# EXERCISE DIRECTIONS
Look below and pull out each line with the word "this".

# Entries with figure data
⟨

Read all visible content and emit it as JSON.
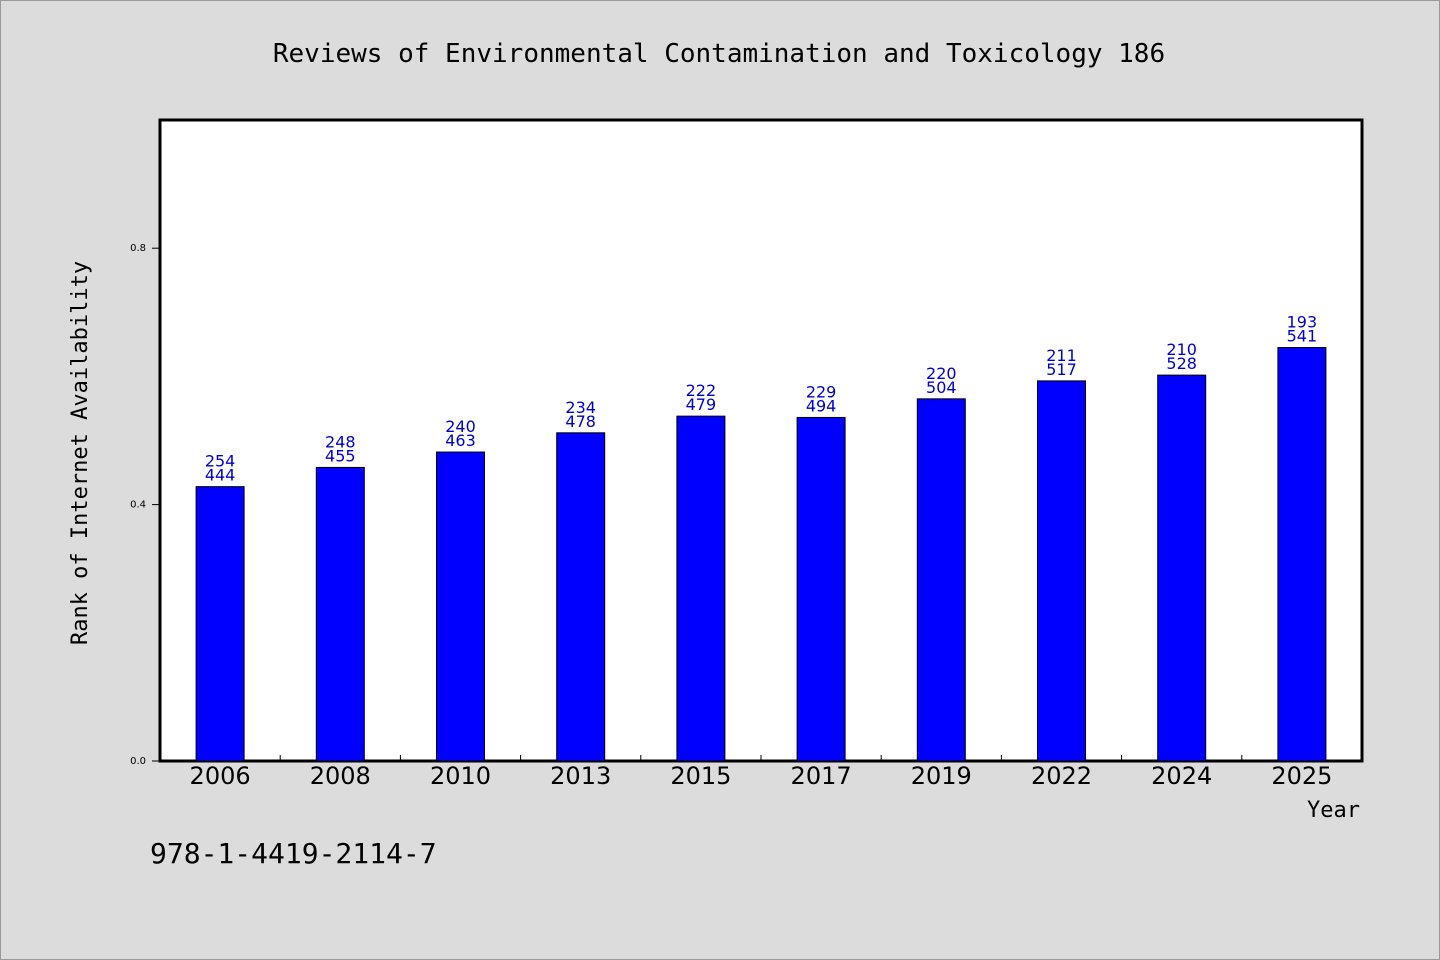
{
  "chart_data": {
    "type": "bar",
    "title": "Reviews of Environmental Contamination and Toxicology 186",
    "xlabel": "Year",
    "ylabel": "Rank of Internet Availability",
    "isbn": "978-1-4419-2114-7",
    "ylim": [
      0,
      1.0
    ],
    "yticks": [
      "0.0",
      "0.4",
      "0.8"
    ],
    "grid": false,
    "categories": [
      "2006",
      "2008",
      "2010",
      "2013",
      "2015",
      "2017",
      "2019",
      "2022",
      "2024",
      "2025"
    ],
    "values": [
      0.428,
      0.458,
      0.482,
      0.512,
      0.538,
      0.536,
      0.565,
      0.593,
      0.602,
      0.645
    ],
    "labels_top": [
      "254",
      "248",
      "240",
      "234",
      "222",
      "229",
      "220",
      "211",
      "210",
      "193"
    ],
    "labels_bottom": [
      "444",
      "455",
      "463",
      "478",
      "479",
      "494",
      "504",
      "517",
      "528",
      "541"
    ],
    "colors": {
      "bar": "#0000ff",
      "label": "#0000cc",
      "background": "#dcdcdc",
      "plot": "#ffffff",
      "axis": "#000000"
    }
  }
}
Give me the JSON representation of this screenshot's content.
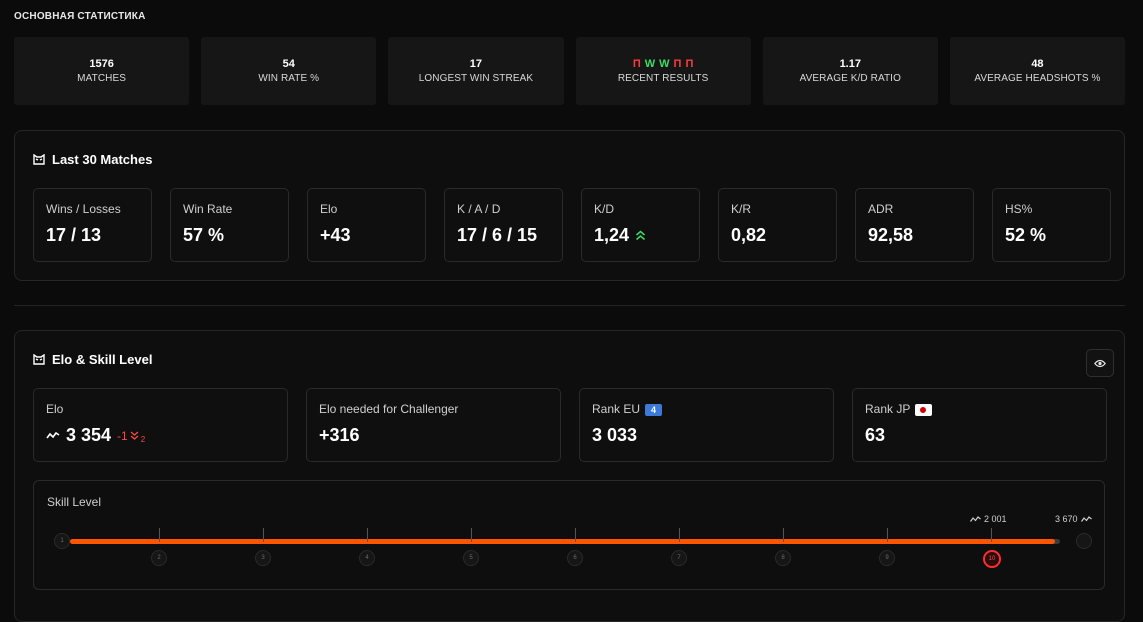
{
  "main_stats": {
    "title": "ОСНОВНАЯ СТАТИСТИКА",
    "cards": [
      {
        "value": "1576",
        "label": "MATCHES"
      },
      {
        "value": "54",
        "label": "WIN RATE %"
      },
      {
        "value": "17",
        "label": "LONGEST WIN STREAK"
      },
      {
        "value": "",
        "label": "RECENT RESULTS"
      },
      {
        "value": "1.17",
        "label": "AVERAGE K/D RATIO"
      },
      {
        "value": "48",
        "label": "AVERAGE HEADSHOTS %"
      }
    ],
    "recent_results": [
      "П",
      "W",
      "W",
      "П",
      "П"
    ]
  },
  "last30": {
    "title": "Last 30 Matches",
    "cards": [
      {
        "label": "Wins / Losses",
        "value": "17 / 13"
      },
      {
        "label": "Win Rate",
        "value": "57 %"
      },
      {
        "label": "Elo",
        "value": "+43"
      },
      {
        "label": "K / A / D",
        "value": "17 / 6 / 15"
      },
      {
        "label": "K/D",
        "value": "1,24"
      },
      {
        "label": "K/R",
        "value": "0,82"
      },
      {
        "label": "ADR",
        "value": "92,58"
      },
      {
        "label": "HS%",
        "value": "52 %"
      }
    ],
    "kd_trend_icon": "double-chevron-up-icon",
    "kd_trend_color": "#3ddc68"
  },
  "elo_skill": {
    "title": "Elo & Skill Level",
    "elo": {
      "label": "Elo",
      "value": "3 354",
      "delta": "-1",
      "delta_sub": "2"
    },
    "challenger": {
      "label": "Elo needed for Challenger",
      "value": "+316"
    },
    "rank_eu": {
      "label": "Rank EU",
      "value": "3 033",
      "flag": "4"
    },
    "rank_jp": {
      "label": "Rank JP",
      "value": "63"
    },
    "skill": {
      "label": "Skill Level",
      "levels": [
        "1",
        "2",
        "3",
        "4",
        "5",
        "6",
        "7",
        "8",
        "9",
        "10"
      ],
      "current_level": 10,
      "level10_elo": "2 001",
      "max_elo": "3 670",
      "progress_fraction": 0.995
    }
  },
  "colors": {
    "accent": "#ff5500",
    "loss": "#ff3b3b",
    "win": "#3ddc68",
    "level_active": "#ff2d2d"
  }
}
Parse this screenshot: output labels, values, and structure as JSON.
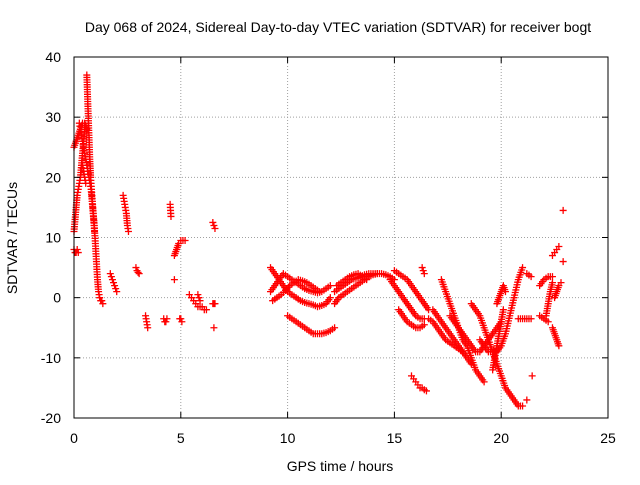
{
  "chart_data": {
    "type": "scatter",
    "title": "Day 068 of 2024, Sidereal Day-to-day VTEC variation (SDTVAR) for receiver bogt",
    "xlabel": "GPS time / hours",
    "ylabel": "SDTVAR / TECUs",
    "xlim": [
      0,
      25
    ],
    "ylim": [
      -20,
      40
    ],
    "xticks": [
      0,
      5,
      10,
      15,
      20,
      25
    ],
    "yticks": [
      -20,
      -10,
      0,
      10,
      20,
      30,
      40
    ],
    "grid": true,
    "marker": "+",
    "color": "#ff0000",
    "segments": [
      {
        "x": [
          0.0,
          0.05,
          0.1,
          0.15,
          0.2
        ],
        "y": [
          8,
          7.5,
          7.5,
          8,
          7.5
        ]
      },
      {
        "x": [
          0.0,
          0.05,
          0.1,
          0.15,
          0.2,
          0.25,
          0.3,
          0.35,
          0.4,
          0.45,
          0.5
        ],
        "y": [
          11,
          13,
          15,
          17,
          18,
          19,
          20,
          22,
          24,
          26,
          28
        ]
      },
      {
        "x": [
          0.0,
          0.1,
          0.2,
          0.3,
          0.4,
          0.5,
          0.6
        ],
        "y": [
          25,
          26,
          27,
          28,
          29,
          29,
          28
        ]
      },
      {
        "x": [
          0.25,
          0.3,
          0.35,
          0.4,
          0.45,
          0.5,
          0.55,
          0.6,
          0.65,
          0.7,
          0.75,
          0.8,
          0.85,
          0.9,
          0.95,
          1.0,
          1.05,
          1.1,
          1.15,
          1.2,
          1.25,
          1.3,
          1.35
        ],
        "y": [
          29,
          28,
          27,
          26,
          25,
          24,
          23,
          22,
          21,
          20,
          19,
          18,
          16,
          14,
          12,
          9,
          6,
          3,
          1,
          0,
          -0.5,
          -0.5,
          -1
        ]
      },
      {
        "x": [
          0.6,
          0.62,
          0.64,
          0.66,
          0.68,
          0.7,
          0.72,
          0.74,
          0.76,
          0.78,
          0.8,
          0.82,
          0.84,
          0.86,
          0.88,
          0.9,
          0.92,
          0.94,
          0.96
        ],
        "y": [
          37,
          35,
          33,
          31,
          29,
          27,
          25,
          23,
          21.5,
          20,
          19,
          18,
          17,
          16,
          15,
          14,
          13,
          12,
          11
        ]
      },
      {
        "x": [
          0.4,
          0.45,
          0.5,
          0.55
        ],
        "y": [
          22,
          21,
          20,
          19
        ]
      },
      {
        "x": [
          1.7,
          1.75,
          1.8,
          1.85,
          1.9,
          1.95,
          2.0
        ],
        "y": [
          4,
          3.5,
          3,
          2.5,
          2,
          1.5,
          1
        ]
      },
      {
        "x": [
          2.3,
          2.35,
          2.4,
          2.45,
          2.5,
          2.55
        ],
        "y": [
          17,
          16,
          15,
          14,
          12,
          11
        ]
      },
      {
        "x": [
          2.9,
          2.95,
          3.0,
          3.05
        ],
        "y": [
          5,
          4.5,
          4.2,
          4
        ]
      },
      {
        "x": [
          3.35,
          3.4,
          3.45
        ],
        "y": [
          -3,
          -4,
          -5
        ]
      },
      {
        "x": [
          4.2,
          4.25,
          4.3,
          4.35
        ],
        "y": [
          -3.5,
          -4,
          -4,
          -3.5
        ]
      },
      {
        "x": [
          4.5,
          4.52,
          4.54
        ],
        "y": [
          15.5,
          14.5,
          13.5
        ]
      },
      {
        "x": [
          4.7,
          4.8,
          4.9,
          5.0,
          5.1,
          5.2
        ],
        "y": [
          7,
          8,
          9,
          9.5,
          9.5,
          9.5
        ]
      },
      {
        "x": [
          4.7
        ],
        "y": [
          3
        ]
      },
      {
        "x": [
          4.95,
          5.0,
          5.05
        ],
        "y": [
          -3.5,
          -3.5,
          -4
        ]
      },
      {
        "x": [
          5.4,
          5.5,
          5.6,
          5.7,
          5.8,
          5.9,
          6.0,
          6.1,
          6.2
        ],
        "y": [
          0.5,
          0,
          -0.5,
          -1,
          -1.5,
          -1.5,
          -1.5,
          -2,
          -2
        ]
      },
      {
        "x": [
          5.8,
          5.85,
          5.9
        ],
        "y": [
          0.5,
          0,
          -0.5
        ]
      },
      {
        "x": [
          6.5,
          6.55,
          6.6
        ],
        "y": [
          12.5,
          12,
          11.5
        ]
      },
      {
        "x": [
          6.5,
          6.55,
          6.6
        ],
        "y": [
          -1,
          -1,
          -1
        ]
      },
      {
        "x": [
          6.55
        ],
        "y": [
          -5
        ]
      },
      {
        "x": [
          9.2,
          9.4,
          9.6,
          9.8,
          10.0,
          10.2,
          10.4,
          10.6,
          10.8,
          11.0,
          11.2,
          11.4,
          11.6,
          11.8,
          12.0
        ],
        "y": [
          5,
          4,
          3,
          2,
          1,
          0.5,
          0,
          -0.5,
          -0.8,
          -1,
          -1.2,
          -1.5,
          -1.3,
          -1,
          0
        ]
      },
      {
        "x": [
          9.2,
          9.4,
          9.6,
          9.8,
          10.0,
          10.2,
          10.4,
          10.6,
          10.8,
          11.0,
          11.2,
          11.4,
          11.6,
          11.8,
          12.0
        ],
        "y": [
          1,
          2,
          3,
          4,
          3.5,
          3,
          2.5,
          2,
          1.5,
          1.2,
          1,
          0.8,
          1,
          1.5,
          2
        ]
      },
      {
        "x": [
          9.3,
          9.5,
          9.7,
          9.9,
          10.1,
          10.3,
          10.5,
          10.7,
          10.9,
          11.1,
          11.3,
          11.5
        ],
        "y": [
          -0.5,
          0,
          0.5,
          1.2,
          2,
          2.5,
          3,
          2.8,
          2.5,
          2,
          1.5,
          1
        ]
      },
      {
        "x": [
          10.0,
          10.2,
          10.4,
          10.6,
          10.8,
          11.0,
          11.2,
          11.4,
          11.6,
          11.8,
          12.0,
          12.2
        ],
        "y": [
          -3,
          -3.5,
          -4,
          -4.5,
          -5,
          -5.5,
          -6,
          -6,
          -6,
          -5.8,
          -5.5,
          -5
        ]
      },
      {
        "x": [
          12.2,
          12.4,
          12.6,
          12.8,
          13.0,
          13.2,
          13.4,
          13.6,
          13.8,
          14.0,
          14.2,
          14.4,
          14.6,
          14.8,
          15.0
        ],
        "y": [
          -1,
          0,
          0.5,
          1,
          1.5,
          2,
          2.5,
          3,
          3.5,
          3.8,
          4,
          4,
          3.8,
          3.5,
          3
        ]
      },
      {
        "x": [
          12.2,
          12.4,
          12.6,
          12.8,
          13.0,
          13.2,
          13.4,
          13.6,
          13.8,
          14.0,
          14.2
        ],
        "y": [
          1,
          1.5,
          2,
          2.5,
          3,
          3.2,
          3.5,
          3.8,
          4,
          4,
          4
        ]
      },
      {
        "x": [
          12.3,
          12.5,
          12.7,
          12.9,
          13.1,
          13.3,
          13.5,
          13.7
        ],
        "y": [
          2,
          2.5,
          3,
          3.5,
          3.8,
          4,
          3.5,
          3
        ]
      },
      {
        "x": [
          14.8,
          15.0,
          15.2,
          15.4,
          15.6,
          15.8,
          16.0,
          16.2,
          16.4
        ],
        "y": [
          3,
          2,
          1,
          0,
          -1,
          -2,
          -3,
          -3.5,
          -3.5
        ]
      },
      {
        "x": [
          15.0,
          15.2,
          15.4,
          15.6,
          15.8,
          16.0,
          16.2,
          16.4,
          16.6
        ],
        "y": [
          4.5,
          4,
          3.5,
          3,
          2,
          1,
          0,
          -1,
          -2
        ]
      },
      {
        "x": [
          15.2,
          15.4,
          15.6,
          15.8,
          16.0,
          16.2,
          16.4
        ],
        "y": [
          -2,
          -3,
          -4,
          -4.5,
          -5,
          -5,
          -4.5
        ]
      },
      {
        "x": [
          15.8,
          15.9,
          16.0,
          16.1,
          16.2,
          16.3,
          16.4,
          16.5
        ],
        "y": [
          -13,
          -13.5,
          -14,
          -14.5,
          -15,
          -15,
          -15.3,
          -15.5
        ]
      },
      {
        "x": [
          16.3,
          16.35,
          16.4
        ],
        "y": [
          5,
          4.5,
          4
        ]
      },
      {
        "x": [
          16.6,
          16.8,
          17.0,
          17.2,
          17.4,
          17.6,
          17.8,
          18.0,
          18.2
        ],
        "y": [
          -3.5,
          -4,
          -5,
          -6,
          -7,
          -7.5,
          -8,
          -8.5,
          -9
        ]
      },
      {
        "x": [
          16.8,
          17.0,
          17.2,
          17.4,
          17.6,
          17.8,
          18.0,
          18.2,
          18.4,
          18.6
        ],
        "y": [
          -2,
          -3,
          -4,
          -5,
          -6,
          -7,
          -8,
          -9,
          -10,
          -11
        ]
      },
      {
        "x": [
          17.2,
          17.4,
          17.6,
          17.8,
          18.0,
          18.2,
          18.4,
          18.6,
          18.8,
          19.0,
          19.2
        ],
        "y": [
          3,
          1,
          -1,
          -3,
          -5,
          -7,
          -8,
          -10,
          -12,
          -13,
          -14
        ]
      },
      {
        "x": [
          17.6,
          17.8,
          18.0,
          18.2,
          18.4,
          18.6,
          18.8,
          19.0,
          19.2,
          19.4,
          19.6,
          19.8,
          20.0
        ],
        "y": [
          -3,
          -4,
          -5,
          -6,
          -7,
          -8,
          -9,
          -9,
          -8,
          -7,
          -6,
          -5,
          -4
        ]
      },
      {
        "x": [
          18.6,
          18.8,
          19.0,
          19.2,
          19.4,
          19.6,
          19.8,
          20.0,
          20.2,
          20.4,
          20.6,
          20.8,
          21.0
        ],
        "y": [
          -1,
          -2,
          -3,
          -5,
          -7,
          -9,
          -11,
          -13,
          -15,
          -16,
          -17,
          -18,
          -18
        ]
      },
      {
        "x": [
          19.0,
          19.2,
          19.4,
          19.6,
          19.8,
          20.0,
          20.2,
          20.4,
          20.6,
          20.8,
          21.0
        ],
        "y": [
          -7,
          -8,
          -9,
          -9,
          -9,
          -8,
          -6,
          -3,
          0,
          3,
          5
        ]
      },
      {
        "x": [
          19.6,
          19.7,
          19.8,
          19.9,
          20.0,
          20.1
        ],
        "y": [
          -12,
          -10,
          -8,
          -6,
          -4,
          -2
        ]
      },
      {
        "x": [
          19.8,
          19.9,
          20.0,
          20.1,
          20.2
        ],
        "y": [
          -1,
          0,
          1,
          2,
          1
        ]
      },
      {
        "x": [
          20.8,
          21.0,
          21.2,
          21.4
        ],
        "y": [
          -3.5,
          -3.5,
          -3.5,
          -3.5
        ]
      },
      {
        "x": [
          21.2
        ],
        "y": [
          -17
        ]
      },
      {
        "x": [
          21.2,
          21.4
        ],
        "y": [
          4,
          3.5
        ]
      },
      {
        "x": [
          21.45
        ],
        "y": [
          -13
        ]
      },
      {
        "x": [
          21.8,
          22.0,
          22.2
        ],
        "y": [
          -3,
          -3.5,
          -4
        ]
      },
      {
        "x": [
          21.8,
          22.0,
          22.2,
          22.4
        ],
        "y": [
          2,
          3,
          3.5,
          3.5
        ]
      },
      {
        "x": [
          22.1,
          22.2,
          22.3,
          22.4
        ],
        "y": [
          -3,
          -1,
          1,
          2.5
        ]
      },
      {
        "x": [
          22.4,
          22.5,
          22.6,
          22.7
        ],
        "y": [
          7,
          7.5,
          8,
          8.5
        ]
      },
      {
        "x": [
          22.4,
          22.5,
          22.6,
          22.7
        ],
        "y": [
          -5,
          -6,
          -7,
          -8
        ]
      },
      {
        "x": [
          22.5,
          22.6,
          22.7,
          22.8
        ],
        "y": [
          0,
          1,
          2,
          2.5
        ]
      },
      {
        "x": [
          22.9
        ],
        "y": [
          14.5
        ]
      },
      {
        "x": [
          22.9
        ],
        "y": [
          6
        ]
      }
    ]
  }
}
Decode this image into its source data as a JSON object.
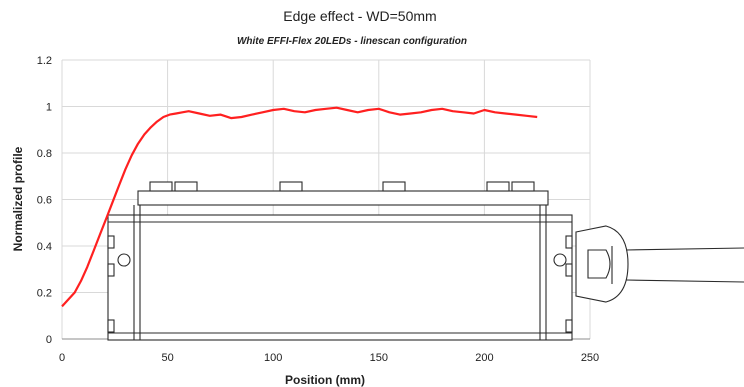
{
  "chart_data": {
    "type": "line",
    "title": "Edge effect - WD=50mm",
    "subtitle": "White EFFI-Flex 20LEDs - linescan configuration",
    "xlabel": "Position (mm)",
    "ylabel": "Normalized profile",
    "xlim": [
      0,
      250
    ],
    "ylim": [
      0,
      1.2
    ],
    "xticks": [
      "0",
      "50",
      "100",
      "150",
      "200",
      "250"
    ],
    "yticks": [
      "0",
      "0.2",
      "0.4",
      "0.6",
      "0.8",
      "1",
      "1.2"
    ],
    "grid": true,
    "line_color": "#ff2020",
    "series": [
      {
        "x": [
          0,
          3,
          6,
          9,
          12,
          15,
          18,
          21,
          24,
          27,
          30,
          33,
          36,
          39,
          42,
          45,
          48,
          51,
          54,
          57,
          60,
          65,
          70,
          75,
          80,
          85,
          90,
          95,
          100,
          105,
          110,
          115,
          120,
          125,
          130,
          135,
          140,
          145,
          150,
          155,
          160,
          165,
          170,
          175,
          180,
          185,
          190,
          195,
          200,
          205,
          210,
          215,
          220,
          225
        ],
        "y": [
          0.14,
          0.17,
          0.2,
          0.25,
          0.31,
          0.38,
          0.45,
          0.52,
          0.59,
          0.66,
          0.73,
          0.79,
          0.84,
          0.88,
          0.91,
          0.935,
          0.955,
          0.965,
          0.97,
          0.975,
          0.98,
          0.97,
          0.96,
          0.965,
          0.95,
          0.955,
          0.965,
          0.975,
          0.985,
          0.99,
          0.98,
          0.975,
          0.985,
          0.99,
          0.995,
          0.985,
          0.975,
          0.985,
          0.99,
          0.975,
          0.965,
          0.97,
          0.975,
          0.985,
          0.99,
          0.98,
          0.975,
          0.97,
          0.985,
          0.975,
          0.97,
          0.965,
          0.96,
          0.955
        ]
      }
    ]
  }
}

⟩

# OUTPUT
Give me the JSON representation of this screenshot's content.
Parse this screenshot: output labels, values, and structure as JSON.
Decode this image into its source data as a JSON object.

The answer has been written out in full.